----- Provided records -----

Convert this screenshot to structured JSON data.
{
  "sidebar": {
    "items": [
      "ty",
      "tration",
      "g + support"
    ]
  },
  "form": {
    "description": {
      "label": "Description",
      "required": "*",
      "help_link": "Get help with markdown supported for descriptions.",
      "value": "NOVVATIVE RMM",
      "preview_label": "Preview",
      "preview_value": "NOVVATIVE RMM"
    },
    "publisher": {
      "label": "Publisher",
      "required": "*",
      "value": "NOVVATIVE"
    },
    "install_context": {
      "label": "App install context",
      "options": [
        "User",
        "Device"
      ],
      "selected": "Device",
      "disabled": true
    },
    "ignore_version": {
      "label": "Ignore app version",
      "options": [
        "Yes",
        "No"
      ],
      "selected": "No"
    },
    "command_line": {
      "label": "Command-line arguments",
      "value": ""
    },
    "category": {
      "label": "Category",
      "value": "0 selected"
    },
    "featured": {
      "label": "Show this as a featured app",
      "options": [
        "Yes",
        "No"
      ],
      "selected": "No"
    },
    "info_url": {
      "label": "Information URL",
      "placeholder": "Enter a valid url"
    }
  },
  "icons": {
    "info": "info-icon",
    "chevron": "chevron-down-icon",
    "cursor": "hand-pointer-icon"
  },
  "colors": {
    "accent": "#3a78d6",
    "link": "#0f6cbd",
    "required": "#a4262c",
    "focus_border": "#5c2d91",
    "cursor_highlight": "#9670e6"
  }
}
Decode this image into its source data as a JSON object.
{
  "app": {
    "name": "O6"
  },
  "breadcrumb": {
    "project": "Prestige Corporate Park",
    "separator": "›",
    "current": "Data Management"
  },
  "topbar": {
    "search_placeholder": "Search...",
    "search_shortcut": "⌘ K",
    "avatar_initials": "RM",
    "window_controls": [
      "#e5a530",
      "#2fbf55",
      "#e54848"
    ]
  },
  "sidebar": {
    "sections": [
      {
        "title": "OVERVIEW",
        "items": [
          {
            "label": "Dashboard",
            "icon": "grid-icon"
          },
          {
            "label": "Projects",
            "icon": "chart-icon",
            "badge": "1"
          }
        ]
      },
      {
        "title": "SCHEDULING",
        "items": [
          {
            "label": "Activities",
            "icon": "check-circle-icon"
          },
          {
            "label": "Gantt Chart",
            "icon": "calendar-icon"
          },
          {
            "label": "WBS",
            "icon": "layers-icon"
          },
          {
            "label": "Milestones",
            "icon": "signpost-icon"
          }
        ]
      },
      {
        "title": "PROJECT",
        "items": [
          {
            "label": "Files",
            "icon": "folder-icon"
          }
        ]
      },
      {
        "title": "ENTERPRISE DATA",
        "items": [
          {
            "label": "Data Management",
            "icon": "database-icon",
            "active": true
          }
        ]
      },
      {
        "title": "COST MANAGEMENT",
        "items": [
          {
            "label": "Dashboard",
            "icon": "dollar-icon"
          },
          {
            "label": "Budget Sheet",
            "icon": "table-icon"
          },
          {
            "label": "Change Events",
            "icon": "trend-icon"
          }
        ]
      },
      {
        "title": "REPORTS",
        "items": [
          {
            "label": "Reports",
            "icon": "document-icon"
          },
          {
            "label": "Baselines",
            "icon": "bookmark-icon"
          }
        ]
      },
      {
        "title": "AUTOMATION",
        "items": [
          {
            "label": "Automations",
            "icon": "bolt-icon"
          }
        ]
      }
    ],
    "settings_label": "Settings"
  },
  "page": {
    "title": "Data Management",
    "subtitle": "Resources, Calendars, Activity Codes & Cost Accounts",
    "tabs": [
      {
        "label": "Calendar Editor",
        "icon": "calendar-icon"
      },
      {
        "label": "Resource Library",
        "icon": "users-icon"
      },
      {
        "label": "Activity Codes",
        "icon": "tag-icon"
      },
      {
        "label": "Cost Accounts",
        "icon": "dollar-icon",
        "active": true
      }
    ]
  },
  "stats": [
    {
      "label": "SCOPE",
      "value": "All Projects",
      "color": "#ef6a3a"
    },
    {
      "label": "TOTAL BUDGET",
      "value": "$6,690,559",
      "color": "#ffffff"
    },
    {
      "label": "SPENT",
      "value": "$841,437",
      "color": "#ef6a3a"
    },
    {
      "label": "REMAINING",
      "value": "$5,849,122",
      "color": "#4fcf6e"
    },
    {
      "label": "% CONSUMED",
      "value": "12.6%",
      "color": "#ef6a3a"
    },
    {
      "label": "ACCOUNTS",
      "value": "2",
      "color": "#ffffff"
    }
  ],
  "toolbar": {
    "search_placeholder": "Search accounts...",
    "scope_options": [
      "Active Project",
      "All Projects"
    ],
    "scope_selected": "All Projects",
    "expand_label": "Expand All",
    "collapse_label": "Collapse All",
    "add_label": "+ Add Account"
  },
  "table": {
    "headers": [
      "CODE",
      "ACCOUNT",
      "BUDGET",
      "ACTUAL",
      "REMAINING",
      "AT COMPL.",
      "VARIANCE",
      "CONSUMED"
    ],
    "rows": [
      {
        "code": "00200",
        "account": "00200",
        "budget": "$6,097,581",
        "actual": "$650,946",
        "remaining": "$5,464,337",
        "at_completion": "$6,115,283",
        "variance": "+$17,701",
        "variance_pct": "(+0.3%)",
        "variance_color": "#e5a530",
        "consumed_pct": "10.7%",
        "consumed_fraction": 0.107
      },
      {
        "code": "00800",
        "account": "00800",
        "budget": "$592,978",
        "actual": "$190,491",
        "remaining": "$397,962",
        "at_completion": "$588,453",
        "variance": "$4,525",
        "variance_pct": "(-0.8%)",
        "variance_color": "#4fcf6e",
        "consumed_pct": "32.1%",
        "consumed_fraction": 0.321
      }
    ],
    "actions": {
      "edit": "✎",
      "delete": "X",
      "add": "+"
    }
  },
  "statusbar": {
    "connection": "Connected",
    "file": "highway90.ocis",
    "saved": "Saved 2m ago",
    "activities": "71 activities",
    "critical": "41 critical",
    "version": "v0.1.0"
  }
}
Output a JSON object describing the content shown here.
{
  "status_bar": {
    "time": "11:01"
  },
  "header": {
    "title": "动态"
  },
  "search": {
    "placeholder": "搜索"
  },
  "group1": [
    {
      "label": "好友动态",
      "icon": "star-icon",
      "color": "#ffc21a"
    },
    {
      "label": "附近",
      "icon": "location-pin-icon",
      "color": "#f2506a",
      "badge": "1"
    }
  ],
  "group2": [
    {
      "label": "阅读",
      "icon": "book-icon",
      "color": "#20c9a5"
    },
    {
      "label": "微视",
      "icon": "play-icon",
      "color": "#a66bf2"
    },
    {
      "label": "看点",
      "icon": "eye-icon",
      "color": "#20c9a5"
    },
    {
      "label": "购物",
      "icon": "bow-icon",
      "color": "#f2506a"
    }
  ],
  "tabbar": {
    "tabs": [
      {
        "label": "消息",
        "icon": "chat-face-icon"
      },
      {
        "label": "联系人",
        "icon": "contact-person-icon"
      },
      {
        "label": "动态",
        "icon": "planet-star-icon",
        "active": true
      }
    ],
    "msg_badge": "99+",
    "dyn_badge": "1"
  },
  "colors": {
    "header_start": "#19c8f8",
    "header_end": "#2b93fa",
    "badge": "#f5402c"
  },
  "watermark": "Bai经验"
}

-----

Short exercise: Reproduce each record exactly, leaving nothing out.

Output for this exercise:
Convert this screenshot to structured JSON data.
{
  "sidebar": {
    "items": [
      "ty",
      "tration",
      "g + support"
    ]
  },
  "form": {
    "description": {
      "label": "Description",
      "required": "*",
      "help_link": "Get help with markdown supported for descriptions.",
      "value": "NOVVATIVE RMM",
      "preview_label": "Preview",
      "preview_value": "NOVVATIVE RMM"
    },
    "publisher": {
      "label": "Publisher",
      "required": "*",
      "value": "NOVVATIVE"
    },
    "install_context": {
      "label": "App install context",
      "options": [
        "User",
        "Device"
      ],
      "selected": "Device",
      "disabled": true
    },
    "ignore_version": {
      "label": "Ignore app version",
      "options": [
        "Yes",
        "No"
      ],
      "selected": "No"
    },
    "command_line": {
      "label": "Command-line arguments",
      "value": ""
    },
    "category": {
      "label": "Category",
      "value": "0 selected"
    },
    "featured": {
      "label": "Show this as a featured app",
      "options": [
        "Yes",
        "No"
      ],
      "selected": "No"
    },
    "info_url": {
      "label": "Information URL",
      "placeholder": "Enter a valid url"
    }
  },
  "icons": {
    "info": "info-icon",
    "chevron": "chevron-down-icon",
    "cursor": "hand-pointer-icon"
  },
  "colors": {
    "accent": "#3a78d6",
    "link": "#0f6cbd",
    "required": "#a4262c",
    "focus_border": "#5c2d91",
    "cursor_highlight": "#9670e6"
  }
}
Decode this image into its source data as a JSON object.
{
  "app": {
    "name": "O6"
  },
  "breadcrumb": {
    "project": "Prestige Corporate Park",
    "separator": "›",
    "current": "Data Management"
  },
  "topbar": {
    "search_placeholder": "Search...",
    "search_shortcut": "⌘ K",
    "avatar_initials": "RM",
    "window_controls": [
      "#e5a530",
      "#2fbf55",
      "#e54848"
    ]
  },
  "sidebar": {
    "sections": [
      {
        "title": "OVERVIEW",
        "items": [
          {
            "label": "Dashboard",
            "icon": "grid-icon"
          },
          {
            "label": "Projects",
            "icon": "chart-icon",
            "badge": "1"
          }
        ]
      },
      {
        "title": "SCHEDULING",
        "items": [
          {
            "label": "Activities",
            "icon": "check-circle-icon"
          },
          {
            "label": "Gantt Chart",
            "icon": "calendar-icon"
          },
          {
            "label": "WBS",
            "icon": "layers-icon"
          },
          {
            "label": "Milestones",
            "icon": "signpost-icon"
          }
        ]
      },
      {
        "title": "PROJECT",
        "items": [
          {
            "label": "Files",
            "icon": "folder-icon"
          }
        ]
      },
      {
        "title": "ENTERPRISE DATA",
        "items": [
          {
            "label": "Data Management",
            "icon": "database-icon",
            "active": true
          }
        ]
      },
      {
        "title": "COST MANAGEMENT",
        "items": [
          {
            "label": "Dashboard",
            "icon": "dollar-icon"
          },
          {
            "label": "Budget Sheet",
            "icon": "table-icon"
          },
          {
            "label": "Change Events",
            "icon": "trend-icon"
          }
        ]
      },
      {
        "title": "REPORTS",
        "items": [
          {
            "label": "Reports",
            "icon": "document-icon"
          },
          {
            "label": "Baselines",
            "icon": "bookmark-icon"
          }
        ]
      },
      {
        "title": "AUTOMATION",
        "items": [
          {
            "label": "Automations",
            "icon": "bolt-icon"
          }
        ]
      }
    ],
    "settings_label": "Settings"
  },
  "page": {
    "title": "Data Management",
    "subtitle": "Resources, Calendars, Activity Codes & Cost Accounts",
    "tabs": [
      {
        "label": "Calendar Editor",
        "icon": "calendar-icon"
      },
      {
        "label": "Resource Library",
        "icon": "users-icon"
      },
      {
        "label": "Activity Codes",
        "icon": "tag-icon"
      },
      {
        "label": "Cost Accounts",
        "icon": "dollar-icon",
        "active": true
      }
    ]
  },
  "stats": [
    {
      "label": "SCOPE",
      "value": "All Projects",
      "color": "#ef6a3a"
    },
    {
      "label": "TOTAL BUDGET",
      "value": "$6,690,559",
      "color": "#ffffff"
    },
    {
      "label": "SPENT",
      "value": "$841,437",
      "color": "#ef6a3a"
    },
    {
      "label": "REMAINING",
      "value": "$5,849,122",
      "color": "#4fcf6e"
    },
    {
      "label": "% CONSUMED",
      "value": "12.6%",
      "color": "#ef6a3a"
    },
    {
      "label": "ACCOUNTS",
      "value": "2",
      "color": "#ffffff"
    }
  ],
  "toolbar": {
    "search_placeholder": "Search accounts...",
    "scope_options": [
      "Active Project",
      "All Projects"
    ],
    "scope_selected": "All Projects",
    "expand_label": "Expand All",
    "collapse_label": "Collapse All",
    "add_label": "+ Add Account"
  },
  "table": {
    "headers": [
      "CODE",
      "ACCOUNT",
      "BUDGET",
      "ACTUAL",
      "REMAINING",
      "AT COMPL.",
      "VARIANCE",
      "CONSUMED"
    ],
    "rows": [
      {
        "code": "00200",
        "account": "00200",
        "budget": "$6,097,581",
        "actual": "$650,946",
        "remaining": "$5,464,337",
        "at_completion": "$6,115,283",
        "variance": "+$17,701",
        "variance_pct": "(+0.3%)",
        "variance_color": "#e5a530",
        "consumed_pct": "10.7%",
        "consumed_fraction": 0.107
      },
      {
        "code": "00800",
        "account": "00800",
        "budget": "$592,978",
        "actual": "$190,491",
        "remaining": "$397,962",
        "at_completion": "$588,453",
        "variance": "$4,525",
        "variance_pct": "(-0.8%)",
        "variance_color": "#4fcf6e",
        "consumed_pct": "32.1%",
        "consumed_fraction": 0.321
      }
    ],
    "actions": {
      "edit": "✎",
      "delete": "X",
      "add": "+"
    }
  },
  "statusbar": {
    "connection": "Connected",
    "file": "highway90.ocis",
    "saved": "Saved 2m ago",
    "activities": "71 activities",
    "critical": "41 critical",
    "version": "v0.1.0"
  }
}
Output a JSON object describing the content shown here.
{
  "status_bar": {
    "time": "11:01"
  },
  "header": {
    "title": "动态"
  },
  "search": {
    "placeholder": "搜索"
  },
  "group1": [
    {
      "label": "好友动态",
      "icon": "star-icon",
      "color": "#ffc21a"
    },
    {
      "label": "附近",
      "icon": "location-pin-icon",
      "color": "#f2506a",
      "badge": "1"
    }
  ],
  "group2": [
    {
      "label": "阅读",
      "icon": "book-icon",
      "color": "#20c9a5"
    },
    {
      "label": "微视",
      "icon": "play-icon",
      "color": "#a66bf2"
    },
    {
      "label": "看点",
      "icon": "eye-icon",
      "color": "#20c9a5"
    },
    {
      "label": "购物",
      "icon": "bow-icon",
      "color": "#f2506a"
    }
  ],
  "tabbar": {
    "tabs": [
      {
        "label": "消息",
        "icon": "chat-face-icon"
      },
      {
        "label": "联系人",
        "icon": "contact-person-icon"
      },
      {
        "label": "动态",
        "icon": "planet-star-icon",
        "active": true
      }
    ],
    "msg_badge": "99+",
    "dyn_badge": "1"
  },
  "colors": {
    "header_start": "#19c8f8",
    "header_end": "#2b93fa",
    "badge": "#f5402c"
  },
  "watermark": "Bai经验"
}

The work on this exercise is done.